> [What is asked]
Show all lines holding the string "Help".

> [Supplied material]
[Begin]
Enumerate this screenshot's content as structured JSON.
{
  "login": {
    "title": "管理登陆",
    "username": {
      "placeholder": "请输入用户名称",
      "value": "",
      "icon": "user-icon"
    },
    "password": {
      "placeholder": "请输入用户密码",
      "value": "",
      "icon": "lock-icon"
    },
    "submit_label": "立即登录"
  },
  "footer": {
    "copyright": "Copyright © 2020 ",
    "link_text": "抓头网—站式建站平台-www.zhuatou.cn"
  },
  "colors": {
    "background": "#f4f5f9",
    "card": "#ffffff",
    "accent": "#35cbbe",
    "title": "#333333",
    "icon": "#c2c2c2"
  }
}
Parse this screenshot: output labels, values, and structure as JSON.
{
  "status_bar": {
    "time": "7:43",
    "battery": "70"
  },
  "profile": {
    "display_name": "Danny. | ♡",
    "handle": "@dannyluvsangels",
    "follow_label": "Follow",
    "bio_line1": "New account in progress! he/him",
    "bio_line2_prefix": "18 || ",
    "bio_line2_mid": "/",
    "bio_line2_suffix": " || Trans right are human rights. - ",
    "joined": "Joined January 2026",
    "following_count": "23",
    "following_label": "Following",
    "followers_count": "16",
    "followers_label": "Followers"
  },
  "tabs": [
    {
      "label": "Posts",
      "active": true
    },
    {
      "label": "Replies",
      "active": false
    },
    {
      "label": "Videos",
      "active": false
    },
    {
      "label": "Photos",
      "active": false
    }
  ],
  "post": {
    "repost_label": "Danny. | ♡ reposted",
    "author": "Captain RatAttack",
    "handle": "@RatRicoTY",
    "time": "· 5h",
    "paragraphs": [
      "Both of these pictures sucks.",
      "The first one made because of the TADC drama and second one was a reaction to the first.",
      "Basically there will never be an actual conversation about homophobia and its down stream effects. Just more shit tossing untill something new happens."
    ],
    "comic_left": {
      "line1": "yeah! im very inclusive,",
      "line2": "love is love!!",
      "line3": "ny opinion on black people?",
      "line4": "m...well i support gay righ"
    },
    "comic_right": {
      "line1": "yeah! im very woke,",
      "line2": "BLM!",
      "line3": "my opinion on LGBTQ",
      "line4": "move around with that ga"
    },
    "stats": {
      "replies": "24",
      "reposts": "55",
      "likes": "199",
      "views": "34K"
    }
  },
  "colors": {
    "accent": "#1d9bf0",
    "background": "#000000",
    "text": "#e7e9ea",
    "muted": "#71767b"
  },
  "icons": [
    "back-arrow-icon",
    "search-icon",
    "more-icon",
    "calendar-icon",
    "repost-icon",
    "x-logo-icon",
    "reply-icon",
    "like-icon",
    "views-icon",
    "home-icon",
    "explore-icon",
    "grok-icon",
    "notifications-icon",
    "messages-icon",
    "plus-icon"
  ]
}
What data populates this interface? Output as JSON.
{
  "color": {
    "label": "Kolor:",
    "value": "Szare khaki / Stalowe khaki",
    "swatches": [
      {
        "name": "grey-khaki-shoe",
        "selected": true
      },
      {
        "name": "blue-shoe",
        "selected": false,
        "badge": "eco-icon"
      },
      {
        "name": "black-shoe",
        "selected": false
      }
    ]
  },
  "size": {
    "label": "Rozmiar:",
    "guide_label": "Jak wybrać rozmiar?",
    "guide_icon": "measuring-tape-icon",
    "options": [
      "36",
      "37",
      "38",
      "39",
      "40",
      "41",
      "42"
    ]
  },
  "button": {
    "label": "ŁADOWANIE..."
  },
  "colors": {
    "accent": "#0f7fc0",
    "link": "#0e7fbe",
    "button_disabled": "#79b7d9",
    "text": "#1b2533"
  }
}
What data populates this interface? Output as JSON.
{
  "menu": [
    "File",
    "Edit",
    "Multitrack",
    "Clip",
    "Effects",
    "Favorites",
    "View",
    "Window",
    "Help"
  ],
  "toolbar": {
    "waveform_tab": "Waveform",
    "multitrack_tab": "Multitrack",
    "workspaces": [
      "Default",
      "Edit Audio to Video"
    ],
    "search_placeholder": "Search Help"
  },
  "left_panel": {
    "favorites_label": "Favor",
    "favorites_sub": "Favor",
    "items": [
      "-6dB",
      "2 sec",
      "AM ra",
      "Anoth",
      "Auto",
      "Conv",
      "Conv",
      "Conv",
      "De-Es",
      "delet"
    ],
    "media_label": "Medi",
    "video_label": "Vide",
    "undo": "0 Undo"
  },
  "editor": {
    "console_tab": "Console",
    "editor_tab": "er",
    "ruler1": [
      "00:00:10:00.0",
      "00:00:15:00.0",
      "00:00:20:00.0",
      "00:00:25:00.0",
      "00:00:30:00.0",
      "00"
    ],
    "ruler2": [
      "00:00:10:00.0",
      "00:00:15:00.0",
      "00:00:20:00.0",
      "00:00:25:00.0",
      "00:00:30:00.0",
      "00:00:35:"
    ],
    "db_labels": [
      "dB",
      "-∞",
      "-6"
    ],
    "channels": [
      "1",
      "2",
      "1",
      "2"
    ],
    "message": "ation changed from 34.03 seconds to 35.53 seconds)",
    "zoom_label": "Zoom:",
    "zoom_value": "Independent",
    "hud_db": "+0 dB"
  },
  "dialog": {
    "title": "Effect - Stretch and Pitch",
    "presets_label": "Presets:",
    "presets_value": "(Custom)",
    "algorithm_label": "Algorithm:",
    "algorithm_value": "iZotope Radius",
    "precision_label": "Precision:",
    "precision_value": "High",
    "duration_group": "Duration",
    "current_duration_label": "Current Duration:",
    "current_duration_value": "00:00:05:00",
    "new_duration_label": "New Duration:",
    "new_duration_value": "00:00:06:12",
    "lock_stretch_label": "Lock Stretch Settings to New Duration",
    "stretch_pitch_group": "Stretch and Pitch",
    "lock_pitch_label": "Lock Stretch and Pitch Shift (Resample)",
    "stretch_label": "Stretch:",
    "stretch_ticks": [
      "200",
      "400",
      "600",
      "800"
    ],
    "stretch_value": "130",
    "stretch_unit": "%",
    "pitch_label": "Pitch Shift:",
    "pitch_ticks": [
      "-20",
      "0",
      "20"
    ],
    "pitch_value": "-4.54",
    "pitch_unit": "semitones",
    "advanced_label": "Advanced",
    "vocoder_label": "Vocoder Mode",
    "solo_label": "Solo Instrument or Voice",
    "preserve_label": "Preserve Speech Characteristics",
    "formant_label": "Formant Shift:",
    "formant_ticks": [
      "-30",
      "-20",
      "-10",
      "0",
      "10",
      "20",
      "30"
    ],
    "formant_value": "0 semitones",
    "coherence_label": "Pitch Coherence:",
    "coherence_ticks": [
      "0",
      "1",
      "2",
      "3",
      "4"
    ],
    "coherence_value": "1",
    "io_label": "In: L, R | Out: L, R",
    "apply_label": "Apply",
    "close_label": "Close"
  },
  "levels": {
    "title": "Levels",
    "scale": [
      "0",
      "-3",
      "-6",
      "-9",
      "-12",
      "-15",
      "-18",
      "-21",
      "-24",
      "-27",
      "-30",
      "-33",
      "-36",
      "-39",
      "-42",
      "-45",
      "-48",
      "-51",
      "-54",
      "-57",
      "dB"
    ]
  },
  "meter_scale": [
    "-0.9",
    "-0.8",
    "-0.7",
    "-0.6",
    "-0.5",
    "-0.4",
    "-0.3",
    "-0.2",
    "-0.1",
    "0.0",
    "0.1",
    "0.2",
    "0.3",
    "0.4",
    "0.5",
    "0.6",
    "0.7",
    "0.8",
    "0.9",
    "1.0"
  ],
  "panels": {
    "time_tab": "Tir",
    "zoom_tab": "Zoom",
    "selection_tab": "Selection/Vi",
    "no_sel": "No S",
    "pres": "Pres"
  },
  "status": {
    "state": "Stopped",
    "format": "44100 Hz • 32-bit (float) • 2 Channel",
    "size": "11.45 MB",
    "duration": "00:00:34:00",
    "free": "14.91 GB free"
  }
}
[End]
> [Output for this exercise]
    "Help"
    "search_placeholder": "Search Help"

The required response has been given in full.